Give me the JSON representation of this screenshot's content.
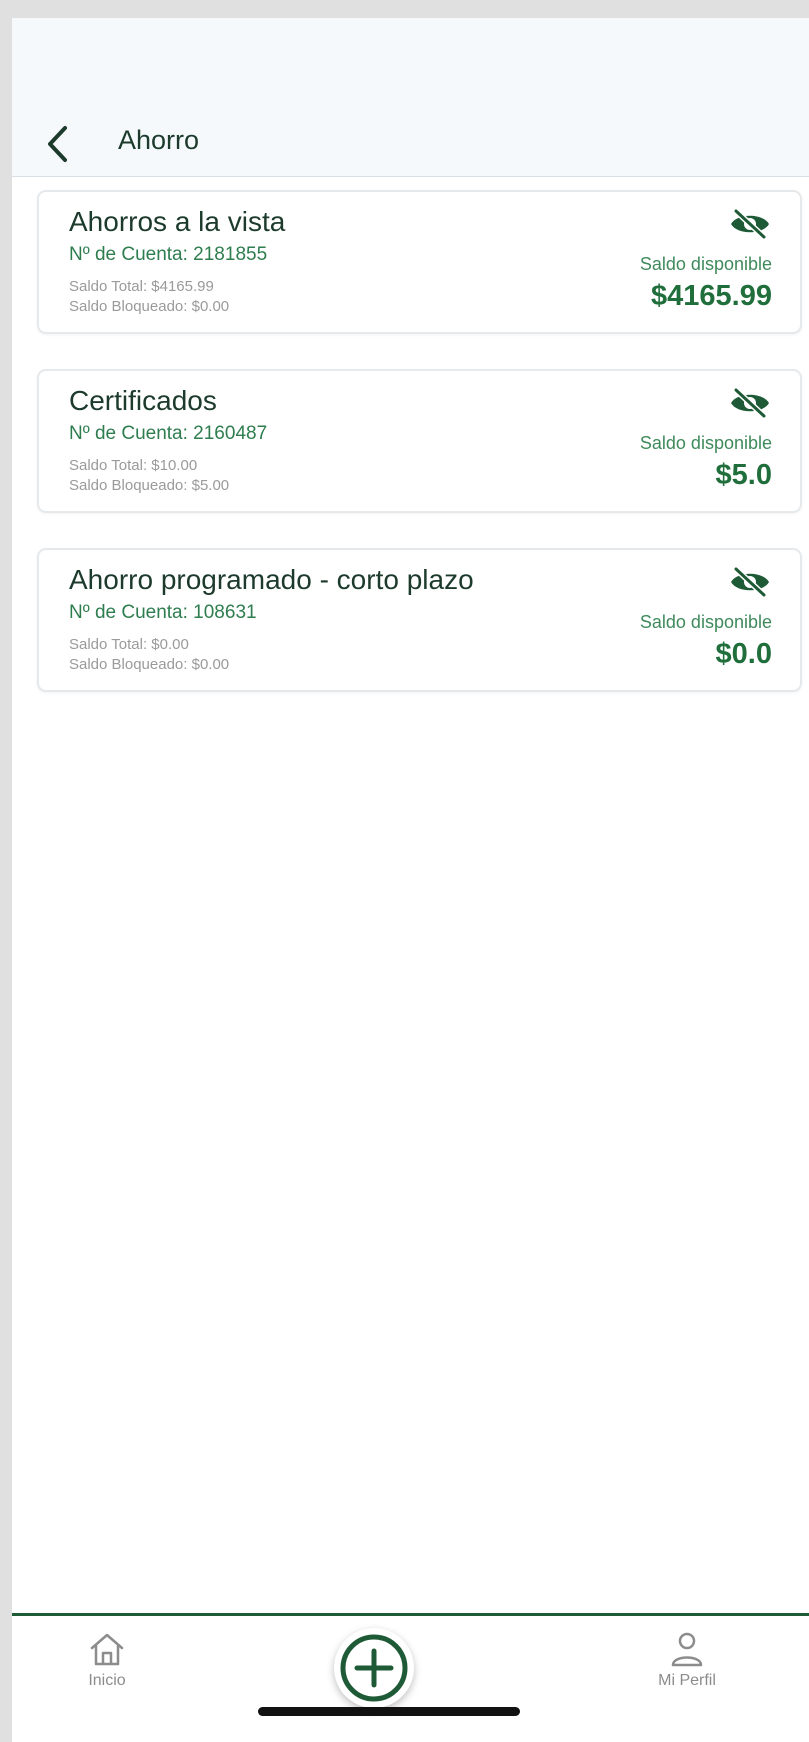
{
  "header": {
    "title": "Ahorro",
    "back_icon": "chevron-left-icon"
  },
  "accounts": [
    {
      "name": "Ahorros a la vista",
      "account_number": "Nº de Cuenta: 2181855",
      "total": "Saldo Total: $4165.99",
      "blocked": "Saldo Bloqueado: $0.00",
      "available_label": "Saldo disponible",
      "available": "$4165.99"
    },
    {
      "name": "Certificados",
      "account_number": "Nº de Cuenta: 2160487",
      "total": "Saldo Total: $10.00",
      "blocked": "Saldo Bloqueado: $5.00",
      "available_label": "Saldo disponible",
      "available": "$5.0"
    },
    {
      "name": "Ahorro programado - corto plazo",
      "account_number": "Nº de Cuenta: 108631",
      "total": "Saldo Total: $0.00",
      "blocked": "Saldo Bloqueado: $0.00",
      "available_label": "Saldo disponible",
      "available": "$0.0"
    }
  ],
  "bottom_nav": {
    "home_label": "Inicio",
    "add_icon": "plus-circle-icon",
    "profile_label": "Mi Perfil"
  },
  "colors": {
    "primary_green": "#1f6e3b",
    "dark_green": "#1d3b2c",
    "header_bg": "#f5f9fc"
  }
}
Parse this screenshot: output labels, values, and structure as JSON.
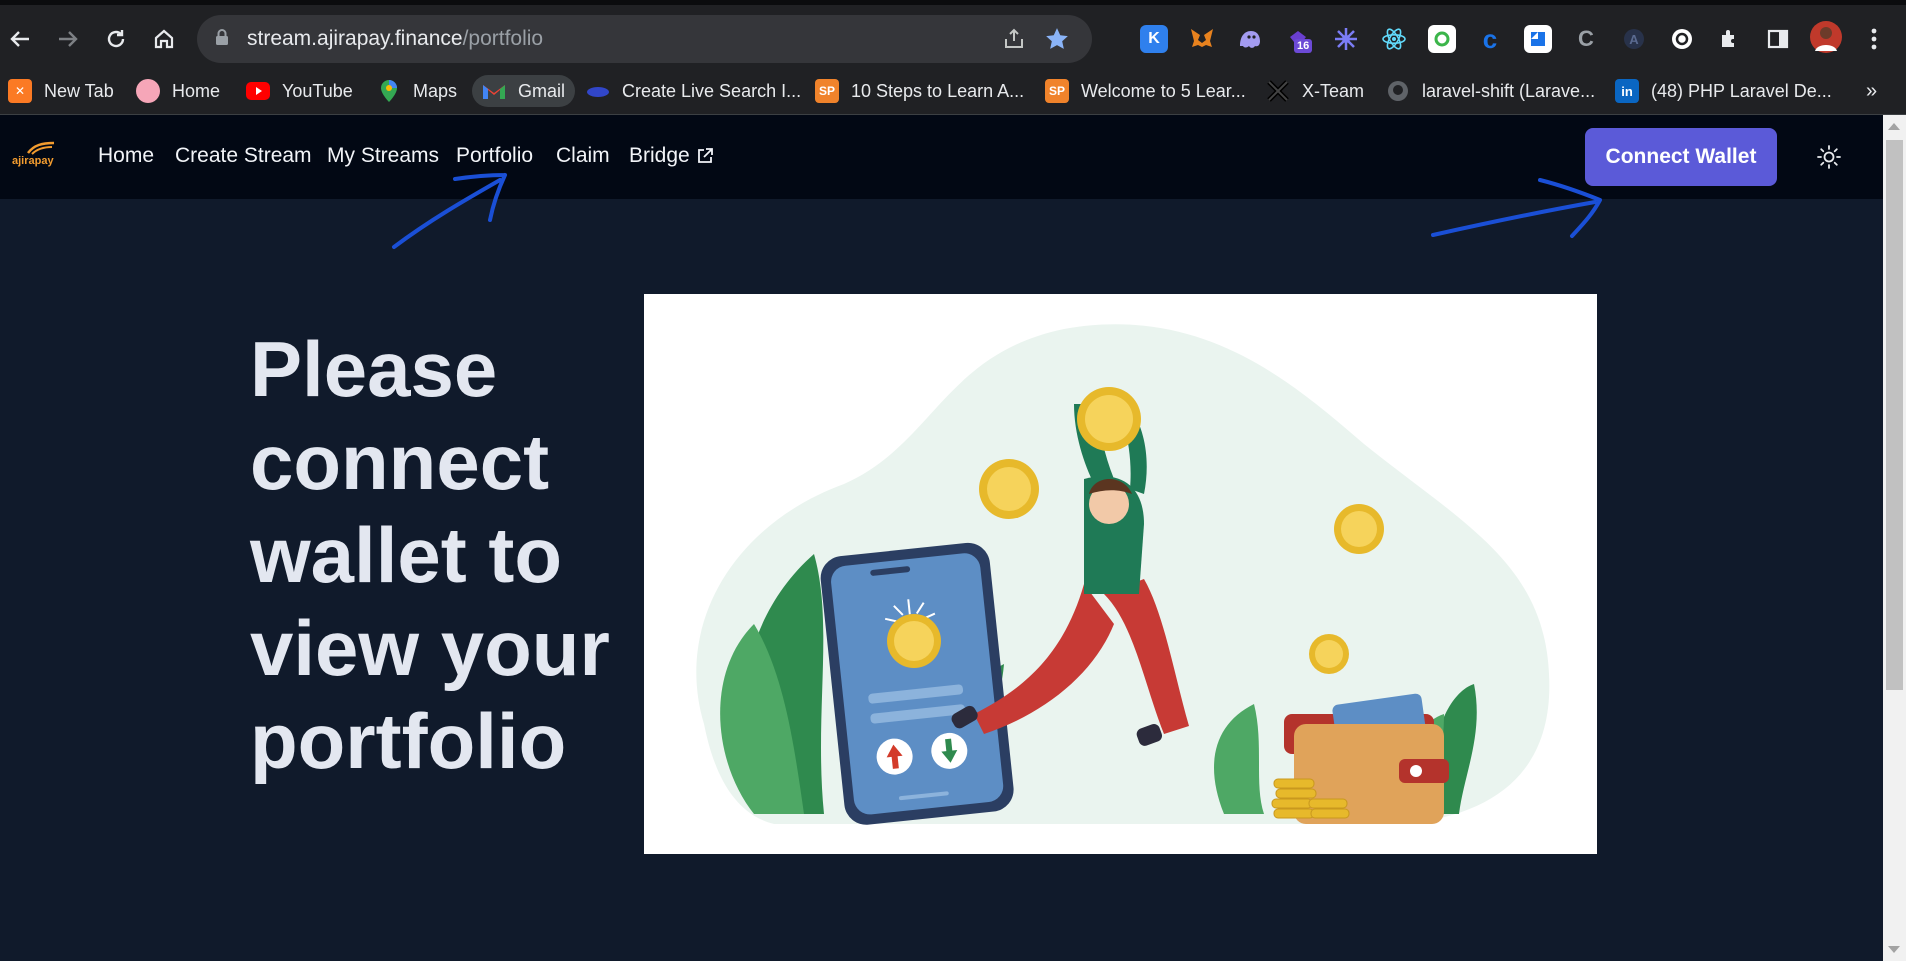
{
  "browser": {
    "url_host": "stream.ajirapay.finance",
    "url_path": "/portfolio",
    "extension_badge": "16",
    "bookmarks": [
      {
        "label": "New Tab",
        "icon": "xampp-icon"
      },
      {
        "label": "Home",
        "icon": "pig-icon"
      },
      {
        "label": "YouTube",
        "icon": "youtube-icon"
      },
      {
        "label": "Maps",
        "icon": "maps-icon"
      },
      {
        "label": "Gmail",
        "icon": "gmail-icon"
      },
      {
        "label": "Create Live Search I...",
        "icon": "cloud-icon"
      },
      {
        "label": "10 Steps to Learn A...",
        "icon": "sp-icon"
      },
      {
        "label": "Welcome to 5 Lear...",
        "icon": "sp-icon"
      },
      {
        "label": "X-Team",
        "icon": "x-icon"
      },
      {
        "label": "laravel-shift (Larave...",
        "icon": "github-icon"
      },
      {
        "label": "(48) PHP Laravel De...",
        "icon": "linkedin-icon"
      }
    ],
    "bookmarks_overflow": "»"
  },
  "site": {
    "logo_text": "ajirapay",
    "nav": {
      "home": "Home",
      "create_stream": "Create Stream",
      "my_streams": "My Streams",
      "portfolio": "Portfolio",
      "claim": "Claim",
      "bridge": "Bridge"
    },
    "connect_wallet": "Connect Wallet"
  },
  "main": {
    "headline": "Please connect wallet to view your portfolio"
  },
  "colors": {
    "page_bg": "#101a2b",
    "header_bg": "#020814",
    "accent": "#5b5ad8",
    "annotation_arrows": "#1a4fd6"
  }
}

**The request**. Transcribe the whole listing exactly. Pictures are excluded.

**Written response**.
Give me the JSON representation of this screenshot's content.
{
  "header": {
    "title": "Ahorro",
    "back_icon": "chevron-left-icon"
  },
  "accounts": [
    {
      "name": "Ahorros a la vista",
      "account_number": "Nº de Cuenta: 2181855",
      "total": "Saldo Total: $4165.99",
      "blocked": "Saldo Bloqueado: $0.00",
      "available_label": "Saldo disponible",
      "available": "$4165.99"
    },
    {
      "name": "Certificados",
      "account_number": "Nº de Cuenta: 2160487",
      "total": "Saldo Total: $10.00",
      "blocked": "Saldo Bloqueado: $5.00",
      "available_label": "Saldo disponible",
      "available": "$5.0"
    },
    {
      "name": "Ahorro programado - corto plazo",
      "account_number": "Nº de Cuenta: 108631",
      "total": "Saldo Total: $0.00",
      "blocked": "Saldo Bloqueado: $0.00",
      "available_label": "Saldo disponible",
      "available": "$0.0"
    }
  ],
  "bottom_nav": {
    "home_label": "Inicio",
    "add_icon": "plus-circle-icon",
    "profile_label": "Mi Perfil"
  },
  "colors": {
    "primary_green": "#1f6e3b",
    "dark_green": "#1d3b2c",
    "header_bg": "#f5f9fc"
  }
}
Parse this screenshot: output labels, values, and structure as JSON.
{
  "browser": {
    "url_host": "stream.ajirapay.finance",
    "url_path": "/portfolio",
    "extension_badge": "16",
    "bookmarks": [
      {
        "label": "New Tab",
        "icon": "xampp-icon"
      },
      {
        "label": "Home",
        "icon": "pig-icon"
      },
      {
        "label": "YouTube",
        "icon": "youtube-icon"
      },
      {
        "label": "Maps",
        "icon": "maps-icon"
      },
      {
        "label": "Gmail",
        "icon": "gmail-icon"
      },
      {
        "label": "Create Live Search I...",
        "icon": "cloud-icon"
      },
      {
        "label": "10 Steps to Learn A...",
        "icon": "sp-icon"
      },
      {
        "label": "Welcome to 5 Lear...",
        "icon": "sp-icon"
      },
      {
        "label": "X-Team",
        "icon": "x-icon"
      },
      {
        "label": "laravel-shift (Larave...",
        "icon": "github-icon"
      },
      {
        "label": "(48) PHP Laravel De...",
        "icon": "linkedin-icon"
      }
    ],
    "bookmarks_overflow": "»"
  },
  "site": {
    "logo_text": "ajirapay",
    "nav": {
      "home": "Home",
      "create_stream": "Create Stream",
      "my_streams": "My Streams",
      "portfolio": "Portfolio",
      "claim": "Claim",
      "bridge": "Bridge"
    },
    "connect_wallet": "Connect Wallet"
  },
  "main": {
    "headline": "Please connect wallet to view your portfolio"
  },
  "colors": {
    "page_bg": "#101a2b",
    "header_bg": "#020814",
    "accent": "#5b5ad8",
    "annotation_arrows": "#1a4fd6"
  }
}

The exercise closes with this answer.